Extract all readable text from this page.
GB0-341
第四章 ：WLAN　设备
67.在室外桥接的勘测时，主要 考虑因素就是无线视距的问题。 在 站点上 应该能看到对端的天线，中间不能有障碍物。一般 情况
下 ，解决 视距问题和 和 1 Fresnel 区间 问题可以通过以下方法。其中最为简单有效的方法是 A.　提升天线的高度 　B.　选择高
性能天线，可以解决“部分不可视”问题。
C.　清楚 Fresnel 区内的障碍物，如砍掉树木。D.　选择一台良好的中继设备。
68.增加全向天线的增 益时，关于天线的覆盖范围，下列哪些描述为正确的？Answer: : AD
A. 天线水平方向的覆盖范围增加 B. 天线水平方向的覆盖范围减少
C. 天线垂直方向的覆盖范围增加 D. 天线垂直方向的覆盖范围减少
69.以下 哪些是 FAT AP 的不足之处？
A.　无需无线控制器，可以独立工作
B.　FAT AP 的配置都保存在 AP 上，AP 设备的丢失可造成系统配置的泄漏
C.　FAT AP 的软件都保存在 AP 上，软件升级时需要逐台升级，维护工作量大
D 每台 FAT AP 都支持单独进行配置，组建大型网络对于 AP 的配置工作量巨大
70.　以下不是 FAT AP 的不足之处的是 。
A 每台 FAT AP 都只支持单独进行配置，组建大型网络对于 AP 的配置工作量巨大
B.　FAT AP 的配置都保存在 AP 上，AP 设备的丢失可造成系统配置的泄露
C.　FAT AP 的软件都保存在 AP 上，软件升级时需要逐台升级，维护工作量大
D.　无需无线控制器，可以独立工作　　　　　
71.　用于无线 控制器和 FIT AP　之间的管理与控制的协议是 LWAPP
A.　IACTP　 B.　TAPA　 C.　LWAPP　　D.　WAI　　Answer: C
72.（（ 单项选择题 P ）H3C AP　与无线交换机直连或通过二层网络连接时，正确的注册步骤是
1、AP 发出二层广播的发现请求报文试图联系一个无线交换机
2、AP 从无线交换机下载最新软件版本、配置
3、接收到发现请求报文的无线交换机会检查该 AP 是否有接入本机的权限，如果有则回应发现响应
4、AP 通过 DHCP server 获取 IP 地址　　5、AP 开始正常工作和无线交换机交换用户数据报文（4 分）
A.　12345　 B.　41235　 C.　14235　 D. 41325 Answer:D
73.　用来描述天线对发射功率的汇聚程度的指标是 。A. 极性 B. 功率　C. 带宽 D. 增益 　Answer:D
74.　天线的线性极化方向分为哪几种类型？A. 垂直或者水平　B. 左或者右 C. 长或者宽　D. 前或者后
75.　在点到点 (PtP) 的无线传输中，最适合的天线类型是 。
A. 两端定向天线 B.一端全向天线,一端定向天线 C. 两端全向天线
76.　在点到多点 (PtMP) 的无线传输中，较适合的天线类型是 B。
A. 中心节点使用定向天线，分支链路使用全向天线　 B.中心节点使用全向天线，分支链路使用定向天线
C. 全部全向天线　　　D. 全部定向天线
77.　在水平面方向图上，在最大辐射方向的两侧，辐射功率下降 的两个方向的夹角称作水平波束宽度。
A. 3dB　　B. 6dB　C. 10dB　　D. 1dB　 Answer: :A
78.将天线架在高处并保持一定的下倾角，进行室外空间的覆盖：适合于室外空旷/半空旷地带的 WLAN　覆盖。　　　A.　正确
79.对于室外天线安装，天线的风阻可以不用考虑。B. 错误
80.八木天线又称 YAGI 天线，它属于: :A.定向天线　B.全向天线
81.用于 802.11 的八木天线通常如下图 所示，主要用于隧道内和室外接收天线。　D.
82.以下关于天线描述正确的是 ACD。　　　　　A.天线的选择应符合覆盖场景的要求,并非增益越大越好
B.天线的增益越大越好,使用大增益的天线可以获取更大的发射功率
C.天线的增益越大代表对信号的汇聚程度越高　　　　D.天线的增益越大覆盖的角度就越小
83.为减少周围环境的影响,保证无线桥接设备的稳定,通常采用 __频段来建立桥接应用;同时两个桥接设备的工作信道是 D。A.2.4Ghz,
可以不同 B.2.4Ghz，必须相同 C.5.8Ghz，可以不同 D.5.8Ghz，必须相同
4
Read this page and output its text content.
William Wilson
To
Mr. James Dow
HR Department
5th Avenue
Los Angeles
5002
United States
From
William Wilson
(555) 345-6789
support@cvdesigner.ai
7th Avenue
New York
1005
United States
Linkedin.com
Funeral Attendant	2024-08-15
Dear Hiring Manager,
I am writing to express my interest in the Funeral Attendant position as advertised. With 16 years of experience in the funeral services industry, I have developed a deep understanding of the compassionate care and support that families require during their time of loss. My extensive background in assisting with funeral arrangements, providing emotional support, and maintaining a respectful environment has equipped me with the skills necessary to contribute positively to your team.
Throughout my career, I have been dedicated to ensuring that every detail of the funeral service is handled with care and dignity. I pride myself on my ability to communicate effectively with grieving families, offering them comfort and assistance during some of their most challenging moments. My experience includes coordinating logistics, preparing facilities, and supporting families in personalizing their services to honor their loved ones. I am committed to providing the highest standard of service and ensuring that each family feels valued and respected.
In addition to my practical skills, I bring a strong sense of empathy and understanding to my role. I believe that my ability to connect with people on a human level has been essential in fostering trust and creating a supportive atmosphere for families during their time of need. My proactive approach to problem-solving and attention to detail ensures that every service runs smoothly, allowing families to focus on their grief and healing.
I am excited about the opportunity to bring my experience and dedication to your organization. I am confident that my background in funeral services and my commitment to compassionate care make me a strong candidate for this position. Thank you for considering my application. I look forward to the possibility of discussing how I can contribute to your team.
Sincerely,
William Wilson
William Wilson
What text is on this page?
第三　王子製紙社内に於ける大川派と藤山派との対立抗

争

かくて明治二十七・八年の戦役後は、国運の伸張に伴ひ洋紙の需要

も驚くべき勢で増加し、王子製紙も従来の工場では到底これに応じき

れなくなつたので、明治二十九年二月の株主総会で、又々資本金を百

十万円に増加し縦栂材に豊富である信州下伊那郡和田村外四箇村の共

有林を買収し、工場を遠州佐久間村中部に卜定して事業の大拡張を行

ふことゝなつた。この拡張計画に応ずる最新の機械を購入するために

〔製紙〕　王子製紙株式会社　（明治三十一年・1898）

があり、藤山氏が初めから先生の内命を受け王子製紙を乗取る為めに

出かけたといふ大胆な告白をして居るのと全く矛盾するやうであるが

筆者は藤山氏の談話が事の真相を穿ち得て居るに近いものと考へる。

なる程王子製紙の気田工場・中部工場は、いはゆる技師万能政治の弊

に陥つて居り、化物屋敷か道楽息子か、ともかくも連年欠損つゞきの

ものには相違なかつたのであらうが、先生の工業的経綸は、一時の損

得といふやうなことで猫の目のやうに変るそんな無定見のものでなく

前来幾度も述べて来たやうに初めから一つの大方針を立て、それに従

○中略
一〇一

● JOB
Copy out the whole listing exactly.

● THE REPLY
Extract all readable text from this page.
GB0-341
第四章 ：WLAN　设备
67.在室外桥接的勘测时，主要 考虑因素就是无线视距的问题。 在 站点上 应该能看到对端的天线，中间不能有障碍物。一般 情况
下 ，解决 视距问题和 和 1 Fresnel 区间 问题可以通过以下方法。其中最为简单有效的方法是 A.　提升天线的高度 　B.　选择高
性能天线，可以解决“部分不可视”问题。
C.　清楚 Fresnel 区内的障碍物，如砍掉树木。D.　选择一台良好的中继设备。
68.增加全向天线的增 益时，关于天线的覆盖范围，下列哪些描述为正确的？Answer: : AD
A. 天线水平方向的覆盖范围增加 B. 天线水平方向的覆盖范围减少
C. 天线垂直方向的覆盖范围增加 D. 天线垂直方向的覆盖范围减少
69.以下 哪些是 FAT AP 的不足之处？
A.　无需无线控制器，可以独立工作
B.　FAT AP 的配置都保存在 AP 上，AP 设备的丢失可造成系统配置的泄漏
C.　FAT AP 的软件都保存在 AP 上，软件升级时需要逐台升级，维护工作量大
D 每台 FAT AP 都支持单独进行配置，组建大型网络对于 AP 的配置工作量巨大
70.　以下不是 FAT AP 的不足之处的是 。
A 每台 FAT AP 都只支持单独进行配置，组建大型网络对于 AP 的配置工作量巨大
B.　FAT AP 的配置都保存在 AP 上，AP 设备的丢失可造成系统配置的泄露
C.　FAT AP 的软件都保存在 AP 上，软件升级时需要逐台升级，维护工作量大
D.　无需无线控制器，可以独立工作　　　　　
71.　用于无线 控制器和 FIT AP　之间的管理与控制的协议是 LWAPP
A.　IACTP　 B.　TAPA　 C.　LWAPP　　D.　WAI　　Answer: C
72.（（ 单项选择题 P ）H3C AP　与无线交换机直连或通过二层网络连接时，正确的注册步骤是
1、AP 发出二层广播的发现请求报文试图联系一个无线交换机
2、AP 从无线交换机下载最新软件版本、配置
3、接收到发现请求报文的无线交换机会检查该 AP 是否有接入本机的权限，如果有则回应发现响应
4、AP 通过 DHCP server 获取 IP 地址　　5、AP 开始正常工作和无线交换机交换用户数据报文（4 分）
A.　12345　 B.　41235　 C.　14235　 D. 41325 Answer:D
73.　用来描述天线对发射功率的汇聚程度的指标是 。A. 极性 B. 功率　C. 带宽 D. 增益 　Answer:D
74.　天线的线性极化方向分为哪几种类型？A. 垂直或者水平　B. 左或者右 C. 长或者宽　D. 前或者后
75.　在点到点 (PtP) 的无线传输中，最适合的天线类型是 。
A. 两端定向天线 B.一端全向天线,一端定向天线 C. 两端全向天线
76.　在点到多点 (PtMP) 的无线传输中，较适合的天线类型是 B。
A. 中心节点使用定向天线，分支链路使用全向天线　 B.中心节点使用全向天线，分支链路使用定向天线
C. 全部全向天线　　　D. 全部定向天线
77.　在水平面方向图上，在最大辐射方向的两侧，辐射功率下降 的两个方向的夹角称作水平波束宽度。
A. 3dB　　B. 6dB　C. 10dB　　D. 1dB　 Answer: :A
78.将天线架在高处并保持一定的下倾角，进行室外空间的覆盖：适合于室外空旷/半空旷地带的 WLAN　覆盖。　　　A.　正确
79.对于室外天线安装，天线的风阻可以不用考虑。B. 错误
80.八木天线又称 YAGI 天线，它属于: :A.定向天线　B.全向天线
81.用于 802.11 的八木天线通常如下图 所示，主要用于隧道内和室外接收天线。　D.
82.以下关于天线描述正确的是 ACD。　　　　　A.天线的选择应符合覆盖场景的要求,并非增益越大越好
B.天线的增益越大越好,使用大增益的天线可以获取更大的发射功率
C.天线的增益越大代表对信号的汇聚程度越高　　　　D.天线的增益越大覆盖的角度就越小
83.为减少周围环境的影响,保证无线桥接设备的稳定,通常采用 __频段来建立桥接应用;同时两个桥接设备的工作信道是 D。A.2.4Ghz,
可以不同 B.2.4Ghz，必须相同 C.5.8Ghz，可以不同 D.5.8Ghz，必须相同
4
Read this page and output its text content.
William Wilson
To
Mr. James Dow
HR Department
5th Avenue
Los Angeles
5002
United States
From
William Wilson
(555) 345-6789
support@cvdesigner.ai
7th Avenue
New York
1005
United States
Linkedin.com
Funeral Attendant	2024-08-15
Dear Hiring Manager,
I am writing to express my interest in the Funeral Attendant position as advertised. With 16 years of experience in the funeral services industry, I have developed a deep understanding of the compassionate care and support that families require during their time of loss. My extensive background in assisting with funeral arrangements, providing emotional support, and maintaining a respectful environment has equipped me with the skills necessary to contribute positively to your team.
Throughout my career, I have been dedicated to ensuring that every detail of the funeral service is handled with care and dignity. I pride myself on my ability to communicate effectively with grieving families, offering them comfort and assistance during some of their most challenging moments. My experience includes coordinating logistics, preparing facilities, and supporting families in personalizing their services to honor their loved ones. I am committed to providing the highest standard of service and ensuring that each family feels valued and respected.
In addition to my practical skills, I bring a strong sense of empathy and understanding to my role. I believe that my ability to connect with people on a human level has been essential in fostering trust and creating a supportive atmosphere for families during their time of need. My proactive approach to problem-solving and attention to detail ensures that every service runs smoothly, allowing families to focus on their grief and healing.
I am excited about the opportunity to bring my experience and dedication to your organization. I am confident that my background in funeral services and my commitment to compassionate care make me a strong candidate for this position. Thank you for considering my application. I look forward to the possibility of discussing how I can contribute to your team.
Sincerely,
William Wilson
William Wilson
What text is on this page?
第三　王子製紙社内に於ける大川派と藤山派との対立抗

争

かくて明治二十七・八年の戦役後は、国運の伸張に伴ひ洋紙の需要

も驚くべき勢で増加し、王子製紙も従来の工場では到底これに応じき

れなくなつたので、明治二十九年二月の株主総会で、又々資本金を百

十万円に増加し縦栂材に豊富である信州下伊那郡和田村外四箇村の共

有林を買収し、工場を遠州佐久間村中部に卜定して事業の大拡張を行

ふことゝなつた。この拡張計画に応ずる最新の機械を購入するために

〔製紙〕　王子製紙株式会社　（明治三十一年・1898）

があり、藤山氏が初めから先生の内命を受け王子製紙を乗取る為めに

出かけたといふ大胆な告白をして居るのと全く矛盾するやうであるが

筆者は藤山氏の談話が事の真相を穿ち得て居るに近いものと考へる。

なる程王子製紙の気田工場・中部工場は、いはゆる技師万能政治の弊

に陥つて居り、化物屋敷か道楽息子か、ともかくも連年欠損つゞきの

ものには相違なかつたのであらうが、先生の工業的経綸は、一時の損

得といふやうなことで猫の目のやうに変るそんな無定見のものでなく

前来幾度も述べて来たやうに初めから一つの大方針を立て、それに従

○中略
一〇一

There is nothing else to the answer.